(Stored items)
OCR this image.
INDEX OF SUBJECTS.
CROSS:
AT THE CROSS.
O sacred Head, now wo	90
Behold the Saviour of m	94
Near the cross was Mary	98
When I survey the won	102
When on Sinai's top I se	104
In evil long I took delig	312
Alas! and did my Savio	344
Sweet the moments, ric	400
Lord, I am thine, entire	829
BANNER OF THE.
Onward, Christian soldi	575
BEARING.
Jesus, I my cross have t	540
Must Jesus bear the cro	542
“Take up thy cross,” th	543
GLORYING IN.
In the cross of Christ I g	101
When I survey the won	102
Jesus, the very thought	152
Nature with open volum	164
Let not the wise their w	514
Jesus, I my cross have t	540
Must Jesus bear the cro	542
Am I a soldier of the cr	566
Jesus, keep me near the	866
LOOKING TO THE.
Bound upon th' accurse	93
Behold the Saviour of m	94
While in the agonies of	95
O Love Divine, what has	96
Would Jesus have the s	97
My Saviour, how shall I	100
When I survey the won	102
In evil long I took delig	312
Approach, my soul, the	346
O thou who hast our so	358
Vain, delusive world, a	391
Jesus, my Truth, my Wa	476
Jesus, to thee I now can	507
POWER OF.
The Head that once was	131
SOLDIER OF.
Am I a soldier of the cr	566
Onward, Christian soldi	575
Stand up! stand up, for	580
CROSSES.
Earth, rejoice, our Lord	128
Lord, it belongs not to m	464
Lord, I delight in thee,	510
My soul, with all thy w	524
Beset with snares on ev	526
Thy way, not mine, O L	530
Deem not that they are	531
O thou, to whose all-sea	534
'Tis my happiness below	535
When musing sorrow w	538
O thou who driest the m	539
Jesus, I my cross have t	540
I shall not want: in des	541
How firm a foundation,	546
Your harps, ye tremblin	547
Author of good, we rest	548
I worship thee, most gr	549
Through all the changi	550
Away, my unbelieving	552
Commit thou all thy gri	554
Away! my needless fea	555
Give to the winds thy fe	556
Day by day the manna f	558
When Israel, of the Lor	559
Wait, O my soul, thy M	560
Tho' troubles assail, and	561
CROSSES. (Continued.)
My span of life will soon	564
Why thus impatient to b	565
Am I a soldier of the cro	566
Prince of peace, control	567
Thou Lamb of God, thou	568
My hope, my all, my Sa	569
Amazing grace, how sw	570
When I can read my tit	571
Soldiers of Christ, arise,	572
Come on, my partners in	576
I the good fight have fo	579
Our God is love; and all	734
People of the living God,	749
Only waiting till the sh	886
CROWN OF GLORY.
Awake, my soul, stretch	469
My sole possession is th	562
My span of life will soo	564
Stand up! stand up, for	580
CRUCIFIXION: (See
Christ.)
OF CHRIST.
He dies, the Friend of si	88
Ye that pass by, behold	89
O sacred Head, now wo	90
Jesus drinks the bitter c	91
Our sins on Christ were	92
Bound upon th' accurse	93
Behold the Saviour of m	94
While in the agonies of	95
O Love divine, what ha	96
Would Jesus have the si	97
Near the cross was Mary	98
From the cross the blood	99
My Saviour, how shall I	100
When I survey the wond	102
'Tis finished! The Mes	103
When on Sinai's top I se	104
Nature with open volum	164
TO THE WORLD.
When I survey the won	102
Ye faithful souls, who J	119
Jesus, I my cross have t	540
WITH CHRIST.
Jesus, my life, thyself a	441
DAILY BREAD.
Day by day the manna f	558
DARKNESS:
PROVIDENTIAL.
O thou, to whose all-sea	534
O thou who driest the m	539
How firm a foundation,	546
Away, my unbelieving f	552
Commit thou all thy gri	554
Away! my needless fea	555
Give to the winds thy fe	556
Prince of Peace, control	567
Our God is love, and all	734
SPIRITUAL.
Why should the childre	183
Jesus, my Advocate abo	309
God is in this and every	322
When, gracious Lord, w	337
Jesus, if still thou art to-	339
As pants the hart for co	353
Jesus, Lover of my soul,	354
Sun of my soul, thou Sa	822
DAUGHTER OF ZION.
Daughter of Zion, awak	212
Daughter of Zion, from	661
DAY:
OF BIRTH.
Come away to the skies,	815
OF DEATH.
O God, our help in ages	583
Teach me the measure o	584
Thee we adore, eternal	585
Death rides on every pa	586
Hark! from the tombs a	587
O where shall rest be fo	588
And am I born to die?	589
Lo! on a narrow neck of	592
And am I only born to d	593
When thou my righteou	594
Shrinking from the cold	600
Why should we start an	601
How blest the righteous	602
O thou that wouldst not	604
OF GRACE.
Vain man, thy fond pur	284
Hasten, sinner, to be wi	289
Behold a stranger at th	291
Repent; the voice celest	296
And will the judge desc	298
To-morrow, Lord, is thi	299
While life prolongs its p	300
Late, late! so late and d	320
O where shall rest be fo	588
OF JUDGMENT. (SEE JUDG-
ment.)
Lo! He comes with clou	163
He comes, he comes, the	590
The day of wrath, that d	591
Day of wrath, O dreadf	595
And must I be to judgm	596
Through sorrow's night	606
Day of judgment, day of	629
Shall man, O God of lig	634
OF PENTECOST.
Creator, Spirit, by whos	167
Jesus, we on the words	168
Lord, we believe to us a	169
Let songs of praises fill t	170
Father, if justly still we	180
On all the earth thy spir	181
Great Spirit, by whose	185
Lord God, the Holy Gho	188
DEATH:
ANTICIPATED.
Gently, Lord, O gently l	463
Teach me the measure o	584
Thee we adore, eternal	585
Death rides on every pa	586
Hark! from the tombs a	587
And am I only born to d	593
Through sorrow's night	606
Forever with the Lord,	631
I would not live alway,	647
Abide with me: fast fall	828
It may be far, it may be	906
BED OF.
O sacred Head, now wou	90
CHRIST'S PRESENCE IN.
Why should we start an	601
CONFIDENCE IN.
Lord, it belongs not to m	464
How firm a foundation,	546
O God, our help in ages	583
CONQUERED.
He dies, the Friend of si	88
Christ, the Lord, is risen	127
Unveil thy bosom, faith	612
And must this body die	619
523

## Work to do:
Output the full listing exactly as it stands.

## Written answer:
OCR this image.
INDEX OF SUBJECTS.
CROSS:
AT THE CROSS.
O sacred Head, now wo	90
Behold the Saviour of m	94
Near the cross was Mary	98
When I survey the won	102
When on Sinai's top I se	104
In evil long I took delig	312
Alas! and did my Savio	344
Sweet the moments, ric	400
Lord, I am thine, entire	829
BANNER OF THE.
Onward, Christian soldi	575
BEARING.
Jesus, I my cross have t	540
Must Jesus bear the cro	542
“Take up thy cross,” th	543
GLORYING IN.
In the cross of Christ I g	101
When I survey the won	102
Jesus, the very thought	152
Nature with open volum	164
Let not the wise their w	514
Jesus, I my cross have t	540
Must Jesus bear the cro	542
Am I a soldier of the cr	566
Jesus, keep me near the	866
LOOKING TO THE.
Bound upon th' accurse	93
Behold the Saviour of m	94
While in the agonies of	95
O Love Divine, what has	96
Would Jesus have the s	97
My Saviour, how shall I	100
When I survey the won	102
In evil long I took delig	312
Approach, my soul, the	346
O thou who hast our so	358
Vain, delusive world, a	391
Jesus, my Truth, my Wa	476
Jesus, to thee I now can	507
POWER OF.
The Head that once was	131
SOLDIER OF.
Am I a soldier of the cr	566
Onward, Christian soldi	575
Stand up! stand up, for	580
CROSSES.
Earth, rejoice, our Lord	128
Lord, it belongs not to m	464
Lord, I delight in thee,	510
My soul, with all thy w	524
Beset with snares on ev	526
Thy way, not mine, O L	530
Deem not that they are	531
O thou, to whose all-sea	534
'Tis my happiness below	535
When musing sorrow w	538
O thou who driest the m	539
Jesus, I my cross have t	540
I shall not want: in des	541
How firm a foundation,	546
Your harps, ye tremblin	547
Author of good, we rest	548
I worship thee, most gr	549
Through all the changi	550
Away, my unbelieving	552
Commit thou all thy gri	554
Away! my needless fea	555
Give to the winds thy fe	556
Day by day the manna f	558
When Israel, of the Lor	559
Wait, O my soul, thy M	560
Tho' troubles assail, and	561
CROSSES. (Continued.)
My span of life will soon	564
Why thus impatient to b	565
Am I a soldier of the cro	566
Prince of peace, control	567
Thou Lamb of God, thou	568
My hope, my all, my Sa	569
Amazing grace, how sw	570
When I can read my tit	571
Soldiers of Christ, arise,	572
Come on, my partners in	576
I the good fight have fo	579
Our God is love; and all	734
People of the living God,	749
Only waiting till the sh	886
CROWN OF GLORY.
Awake, my soul, stretch	469
My sole possession is th	562
My span of life will soo	564
Stand up! stand up, for	580
CRUCIFIXION: (See
Christ.)
OF CHRIST.
He dies, the Friend of si	88
Ye that pass by, behold	89
O sacred Head, now wo	90
Jesus drinks the bitter c	91
Our sins on Christ were	92
Bound upon th' accurse	93
Behold the Saviour of m	94
While in the agonies of	95
O Love divine, what ha	96
Would Jesus have the si	97
Near the cross was Mary	98
From the cross the blood	99
My Saviour, how shall I	100
When I survey the wond	102
'Tis finished! The Mes	103
When on Sinai's top I se	104
Nature with open volum	164
TO THE WORLD.
When I survey the won	102
Ye faithful souls, who J	119
Jesus, I my cross have t	540
WITH CHRIST.
Jesus, my life, thyself a	441
DAILY BREAD.
Day by day the manna f	558
DARKNESS:
PROVIDENTIAL.
O thou, to whose all-sea	534
O thou who driest the m	539
How firm a foundation,	546
Away, my unbelieving f	552
Commit thou all thy gri	554
Away! my needless fea	555
Give to the winds thy fe	556
Prince of Peace, control	567
Our God is love, and all	734
SPIRITUAL.
Why should the childre	183
Jesus, my Advocate abo	309
God is in this and every	322
When, gracious Lord, w	337
Jesus, if still thou art to-	339
As pants the hart for co	353
Jesus, Lover of my soul,	354
Sun of my soul, thou Sa	822
DAUGHTER OF ZION.
Daughter of Zion, awak	212
Daughter of Zion, from	661
DAY:
OF BIRTH.
Come away to the skies,	815
OF DEATH.
O God, our help in ages	583
Teach me the measure o	584
Thee we adore, eternal	585
Death rides on every pa	586
Hark! from the tombs a	587
O where shall rest be fo	588
And am I born to die?	589
Lo! on a narrow neck of	592
And am I only born to d	593
When thou my righteou	594
Shrinking from the cold	600
Why should we start an	601
How blest the righteous	602
O thou that wouldst not	604
OF GRACE.
Vain man, thy fond pur	284
Hasten, sinner, to be wi	289
Behold a stranger at th	291
Repent; the voice celest	296
And will the judge desc	298
To-morrow, Lord, is thi	299
While life prolongs its p	300
Late, late! so late and d	320
O where shall rest be fo	588
OF JUDGMENT. (SEE JUDG-
ment.)
Lo! He comes with clou	163
He comes, he comes, the	590
The day of wrath, that d	591
Day of wrath, O dreadf	595
And must I be to judgm	596
Through sorrow's night	606
Day of judgment, day of	629
Shall man, O God of lig	634
OF PENTECOST.
Creator, Spirit, by whos	167
Jesus, we on the words	168
Lord, we believe to us a	169
Let songs of praises fill t	170
Father, if justly still we	180
On all the earth thy spir	181
Great Spirit, by whose	185
Lord God, the Holy Gho	188
DEATH:
ANTICIPATED.
Gently, Lord, O gently l	463
Teach me the measure o	584
Thee we adore, eternal	585
Death rides on every pa	586
Hark! from the tombs a	587
And am I only born to d	593
Through sorrow's night	606
Forever with the Lord,	631
I would not live alway,	647
Abide with me: fast fall	828
It may be far, it may be	906
BED OF.
O sacred Head, now wou	90
CHRIST'S PRESENCE IN.
Why should we start an	601
CONFIDENCE IN.
Lord, it belongs not to m	464
How firm a foundation,	546
O God, our help in ages	583
CONQUERED.
He dies, the Friend of si	88
Christ, the Lord, is risen	127
Unveil thy bosom, faith	612
And must this body die	619
523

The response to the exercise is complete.